List all lines of the data containing the word "otrzymane".
:: Source material ::
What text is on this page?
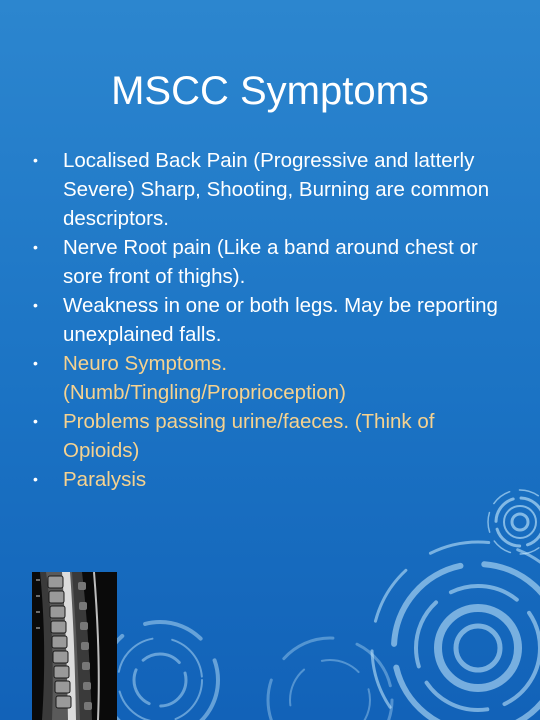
MSCC Symptoms
• Localised Back Pain (Progressive and latterly Severe) Sharp, Shooting, Burning are common descriptors.
• Nerve Root pain (Like a band around chest or sore front of thighs).
• Weakness in one or both legs. May be reporting unexplained falls.
• Neuro Symptoms. (Numb/Tingling/Proprioception)
• Problems passing urine/faeces. (Think of Opioids)
• Paralysis
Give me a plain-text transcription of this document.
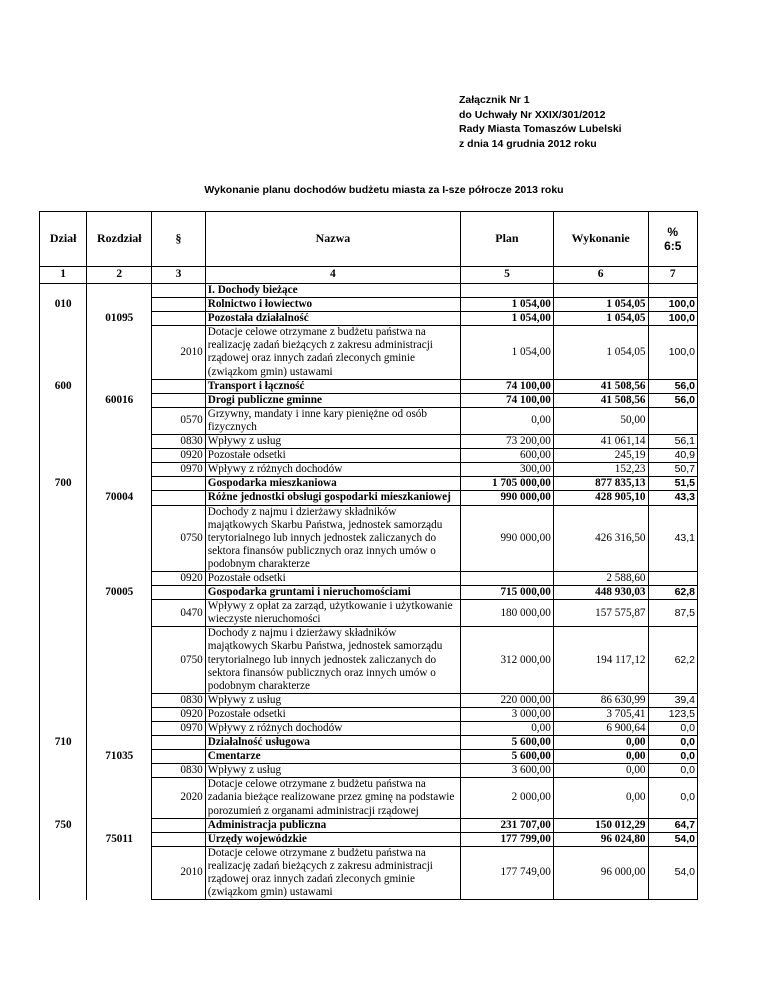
Załącznik Nr 1
do Uchwały Nr XXIX/301/2012
Rady Miasta Tomaszów Lubelski
z dnia 14 grudnia 2012 roku
Wykonanie planu dochodów budżetu miasta za I-sze półrocze 2013 roku
Dział	Rozdział	§	Nazwa	Plan	Wykonanie	%
6:5
1	2	3	4	5	6	7
			I. Dochody bieżące			
010			Rolnictwo i łowiectwo	1 054,00	1 054,05	100,0
	01095		Pozostała działalność	1 054,00	1 054,05	100,0
		2010	Dotacje celowe otrzymane z budżetu państwa na realizację zadań bieżących z zakresu administracji rządowej oraz innych zadań zleconych gminie (związkom gmin) ustawami	1 054,00	1 054,05	100,0
600			Transport i łączność	74 100,00	41 508,56	56,0
	60016		Drogi publiczne gminne	74 100,00	41 508,56	56,0
		0570	Grzywny, mandaty i inne kary pieniężne od osób fizycznych	0,00	50,00	
		0830	Wpływy z usług	73 200,00	41 061,14	56,1
		0920	Pozostałe odsetki	600,00	245,19	40,9
		0970	Wpływy z różnych dochodów	300,00	152,23	50,7
700			Gospodarka mieszkaniowa	1 705 000,00	877 835,13	51,5
	70004		Różne jednostki obsługi gospodarki mieszkaniowej	990 000,00	428 905,10	43,3
		0750	Dochody z najmu i dzierżawy składników majątkowych Skarbu Państwa, jednostek samorządu terytorialnego lub innych jednostek zaliczanych do sektora finansów publicznych oraz innych umów o podobnym charakterze	990 000,00	426 316,50	43,1
		0920	Pozostałe odsetki		2 588,60	
	70005		Gospodarka gruntami i nieruchomościami	715 000,00	448 930,03	62,8
		0470	Wpływy z opłat za zarząd, użytkowanie i użytkowanie wieczyste nieruchomości	180 000,00	157 575,87	87,5
		0750	Dochody z najmu i dzierżawy składników majątkowych Skarbu Państwa, jednostek samorządu terytorialnego lub innych jednostek zaliczanych do sektora finansów publicznych oraz innych umów o podobnym charakterze	312 000,00	194 117,12	62,2
		0830	Wpływy z usług	220 000,00	86 630,99	39,4
		0920	Pozostałe odsetki	3 000,00	3 705,41	123,5
		0970	Wpływy z różnych dochodów	0,00	6 900,64	0,0
710			Działalność usługowa	5 600,00	0,00	0,0
	71035		Cmentarze	5 600,00	0,00	0,0
		0830	Wpływy z usług	3 600,00	0,00	0,0
		2020	Dotacje celowe otrzymane z budżetu państwa na zadania bieżące realizowane przez gminę na podstawie porozumień z organami administracji rządowej	2 000,00	0,00	0,0
750			Administracja publiczna	231 707,00	150 012,29	64,7
	75011		Urzędy wojewódzkie	177 799,00	96 024,80	54,0
		2010	Dotacje celowe otrzymane z budżetu państwa na realizację zadań bieżących z zakresu administracji rządowej oraz innych zadań zleconych gminie (związkom gmin) ustawami	177 749,00	96 000,00	54,0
:::
Exercise response ▸
		2010	Dotacje celowe otrzymane z budżetu państwa na realizację zadań bieżących z zakresu administracji rządowej oraz innych zadań zleconych gminie (związkom gmin) ustawami	1 054,00	1 054,05	100,0
		2020	Dotacje celowe otrzymane z budżetu państwa na zadania bieżące realizowane przez gminę na podstawie porozumień z organami administracji rządowej	2 000,00	0,00	0,0
		2010	Dotacje celowe otrzymane z budżetu państwa na realizację zadań bieżących z zakresu administracji rządowej oraz innych zadań zleconych gminie (związkom gmin) ustawami	177 749,00	96 000,00	54,0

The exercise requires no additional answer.